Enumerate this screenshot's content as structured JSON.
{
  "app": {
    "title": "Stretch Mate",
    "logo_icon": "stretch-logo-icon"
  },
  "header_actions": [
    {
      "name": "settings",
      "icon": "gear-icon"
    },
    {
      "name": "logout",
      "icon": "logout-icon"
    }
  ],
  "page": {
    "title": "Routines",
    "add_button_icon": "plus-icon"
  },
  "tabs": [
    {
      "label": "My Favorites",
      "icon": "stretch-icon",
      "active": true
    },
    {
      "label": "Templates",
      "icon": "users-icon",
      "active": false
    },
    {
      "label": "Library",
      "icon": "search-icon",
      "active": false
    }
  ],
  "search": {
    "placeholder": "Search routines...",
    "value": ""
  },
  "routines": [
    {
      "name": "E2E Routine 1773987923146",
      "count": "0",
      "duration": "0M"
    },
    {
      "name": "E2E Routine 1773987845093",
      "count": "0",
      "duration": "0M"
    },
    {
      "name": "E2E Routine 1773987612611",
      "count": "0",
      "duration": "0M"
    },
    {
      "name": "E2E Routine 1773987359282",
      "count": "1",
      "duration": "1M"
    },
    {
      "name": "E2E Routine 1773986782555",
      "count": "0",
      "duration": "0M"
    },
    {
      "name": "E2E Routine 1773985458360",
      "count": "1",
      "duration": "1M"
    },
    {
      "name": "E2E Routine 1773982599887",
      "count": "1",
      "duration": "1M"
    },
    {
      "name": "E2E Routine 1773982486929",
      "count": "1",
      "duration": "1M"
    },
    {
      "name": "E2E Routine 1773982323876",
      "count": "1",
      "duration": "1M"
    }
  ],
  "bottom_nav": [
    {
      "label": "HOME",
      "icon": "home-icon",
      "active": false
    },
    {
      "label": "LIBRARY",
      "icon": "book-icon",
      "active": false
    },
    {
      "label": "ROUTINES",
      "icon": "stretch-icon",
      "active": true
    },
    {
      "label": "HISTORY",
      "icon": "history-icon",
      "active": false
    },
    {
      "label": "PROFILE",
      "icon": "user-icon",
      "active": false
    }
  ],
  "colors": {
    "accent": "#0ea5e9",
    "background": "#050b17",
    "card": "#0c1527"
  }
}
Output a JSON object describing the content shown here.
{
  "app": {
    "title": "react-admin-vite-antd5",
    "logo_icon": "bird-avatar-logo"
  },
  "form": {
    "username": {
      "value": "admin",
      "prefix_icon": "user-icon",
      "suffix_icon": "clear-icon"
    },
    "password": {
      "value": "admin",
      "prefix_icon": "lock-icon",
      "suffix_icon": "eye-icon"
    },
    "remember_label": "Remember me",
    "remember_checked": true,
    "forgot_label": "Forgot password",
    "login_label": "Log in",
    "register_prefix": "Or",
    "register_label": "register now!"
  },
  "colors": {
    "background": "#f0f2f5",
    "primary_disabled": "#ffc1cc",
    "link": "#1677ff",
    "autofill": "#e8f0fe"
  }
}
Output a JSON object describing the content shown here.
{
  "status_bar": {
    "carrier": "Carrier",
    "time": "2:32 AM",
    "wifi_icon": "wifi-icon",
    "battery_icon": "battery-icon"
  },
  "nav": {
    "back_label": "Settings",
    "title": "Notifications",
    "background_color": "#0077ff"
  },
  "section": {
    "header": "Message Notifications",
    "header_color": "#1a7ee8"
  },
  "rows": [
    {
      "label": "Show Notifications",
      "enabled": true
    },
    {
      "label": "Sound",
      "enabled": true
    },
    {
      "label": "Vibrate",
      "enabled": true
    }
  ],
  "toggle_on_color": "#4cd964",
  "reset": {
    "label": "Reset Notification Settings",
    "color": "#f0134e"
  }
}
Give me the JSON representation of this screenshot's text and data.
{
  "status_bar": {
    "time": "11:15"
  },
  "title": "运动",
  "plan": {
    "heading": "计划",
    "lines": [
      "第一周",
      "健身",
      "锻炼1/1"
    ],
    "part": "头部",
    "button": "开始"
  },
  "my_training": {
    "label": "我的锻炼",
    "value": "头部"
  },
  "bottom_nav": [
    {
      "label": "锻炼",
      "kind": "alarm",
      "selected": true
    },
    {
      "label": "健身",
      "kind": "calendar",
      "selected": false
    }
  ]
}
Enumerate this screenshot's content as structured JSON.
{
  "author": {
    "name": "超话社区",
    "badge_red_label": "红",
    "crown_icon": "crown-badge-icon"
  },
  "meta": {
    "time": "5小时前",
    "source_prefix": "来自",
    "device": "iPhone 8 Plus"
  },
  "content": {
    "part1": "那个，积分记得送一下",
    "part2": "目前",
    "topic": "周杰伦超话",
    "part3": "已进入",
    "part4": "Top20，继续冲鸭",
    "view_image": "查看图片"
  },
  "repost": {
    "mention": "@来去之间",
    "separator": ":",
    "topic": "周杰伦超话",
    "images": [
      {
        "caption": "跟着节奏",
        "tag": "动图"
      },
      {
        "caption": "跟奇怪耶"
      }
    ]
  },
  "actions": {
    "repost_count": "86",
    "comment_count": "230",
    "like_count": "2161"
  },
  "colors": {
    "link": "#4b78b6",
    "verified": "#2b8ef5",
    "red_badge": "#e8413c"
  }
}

## Given problem:
Reproduce the entries above in full by retyping them exactly.

## Finished answer:
Enumerate this screenshot's content as structured JSON.
{
  "app": {
    "title": "Stretch Mate",
    "logo_icon": "stretch-logo-icon"
  },
  "header_actions": [
    {
      "name": "settings",
      "icon": "gear-icon"
    },
    {
      "name": "logout",
      "icon": "logout-icon"
    }
  ],
  "page": {
    "title": "Routines",
    "add_button_icon": "plus-icon"
  },
  "tabs": [
    {
      "label": "My Favorites",
      "icon": "stretch-icon",
      "active": true
    },
    {
      "label": "Templates",
      "icon": "users-icon",
      "active": false
    },
    {
      "label": "Library",
      "icon": "search-icon",
      "active": false
    }
  ],
  "search": {
    "placeholder": "Search routines...",
    "value": ""
  },
  "routines": [
    {
      "name": "E2E Routine 1773987923146",
      "count": "0",
      "duration": "0M"
    },
    {
      "name": "E2E Routine 1773987845093",
      "count": "0",
      "duration": "0M"
    },
    {
      "name": "E2E Routine 1773987612611",
      "count": "0",
      "duration": "0M"
    },
    {
      "name": "E2E Routine 1773987359282",
      "count": "1",
      "duration": "1M"
    },
    {
      "name": "E2E Routine 1773986782555",
      "count": "0",
      "duration": "0M"
    },
    {
      "name": "E2E Routine 1773985458360",
      "count": "1",
      "duration": "1M"
    },
    {
      "name": "E2E Routine 1773982599887",
      "count": "1",
      "duration": "1M"
    },
    {
      "name": "E2E Routine 1773982486929",
      "count": "1",
      "duration": "1M"
    },
    {
      "name": "E2E Routine 1773982323876",
      "count": "1",
      "duration": "1M"
    }
  ],
  "bottom_nav": [
    {
      "label": "HOME",
      "icon": "home-icon",
      "active": false
    },
    {
      "label": "LIBRARY",
      "icon": "book-icon",
      "active": false
    },
    {
      "label": "ROUTINES",
      "icon": "stretch-icon",
      "active": true
    },
    {
      "label": "HISTORY",
      "icon": "history-icon",
      "active": false
    },
    {
      "label": "PROFILE",
      "icon": "user-icon",
      "active": false
    }
  ],
  "colors": {
    "accent": "#0ea5e9",
    "background": "#050b17",
    "card": "#0c1527"
  }
}
Output a JSON object describing the content shown here.
{
  "app": {
    "title": "react-admin-vite-antd5",
    "logo_icon": "bird-avatar-logo"
  },
  "form": {
    "username": {
      "value": "admin",
      "prefix_icon": "user-icon",
      "suffix_icon": "clear-icon"
    },
    "password": {
      "value": "admin",
      "prefix_icon": "lock-icon",
      "suffix_icon": "eye-icon"
    },
    "remember_label": "Remember me",
    "remember_checked": true,
    "forgot_label": "Forgot password",
    "login_label": "Log in",
    "register_prefix": "Or",
    "register_label": "register now!"
  },
  "colors": {
    "background": "#f0f2f5",
    "primary_disabled": "#ffc1cc",
    "link": "#1677ff",
    "autofill": "#e8f0fe"
  }
}
Output a JSON object describing the content shown here.
{
  "status_bar": {
    "carrier": "Carrier",
    "time": "2:32 AM",
    "wifi_icon": "wifi-icon",
    "battery_icon": "battery-icon"
  },
  "nav": {
    "back_label": "Settings",
    "title": "Notifications",
    "background_color": "#0077ff"
  },
  "section": {
    "header": "Message Notifications",
    "header_color": "#1a7ee8"
  },
  "rows": [
    {
      "label": "Show Notifications",
      "enabled": true
    },
    {
      "label": "Sound",
      "enabled": true
    },
    {
      "label": "Vibrate",
      "enabled": true
    }
  ],
  "toggle_on_color": "#4cd964",
  "reset": {
    "label": "Reset Notification Settings",
    "color": "#f0134e"
  }
}
Give me the JSON representation of this screenshot's text and data.
{
  "status_bar": {
    "time": "11:15"
  },
  "title": "运动",
  "plan": {
    "heading": "计划",
    "lines": [
      "第一周",
      "健身",
      "锻炼1/1"
    ],
    "part": "头部",
    "button": "开始"
  },
  "my_training": {
    "label": "我的锻炼",
    "value": "头部"
  },
  "bottom_nav": [
    {
      "label": "锻炼",
      "kind": "alarm",
      "selected": true
    },
    {
      "label": "健身",
      "kind": "calendar",
      "selected": false
    }
  ]
}
Enumerate this screenshot's content as structured JSON.
{
  "author": {
    "name": "超话社区",
    "badge_red_label": "红",
    "crown_icon": "crown-badge-icon"
  },
  "meta": {
    "time": "5小时前",
    "source_prefix": "来自",
    "device": "iPhone 8 Plus"
  },
  "content": {
    "part1": "那个，积分记得送一下",
    "part2": "目前",
    "topic": "周杰伦超话",
    "part3": "已进入",
    "part4": "Top20，继续冲鸭",
    "view_image": "查看图片"
  },
  "repost": {
    "mention": "@来去之间",
    "separator": ":",
    "topic": "周杰伦超话",
    "images": [
      {
        "caption": "跟着节奏",
        "tag": "动图"
      },
      {
        "caption": "跟奇怪耶"
      }
    ]
  },
  "actions": {
    "repost_count": "86",
    "comment_count": "230",
    "like_count": "2161"
  },
  "colors": {
    "link": "#4b78b6",
    "verified": "#2b8ef5",
    "red_badge": "#e8413c"
  }
}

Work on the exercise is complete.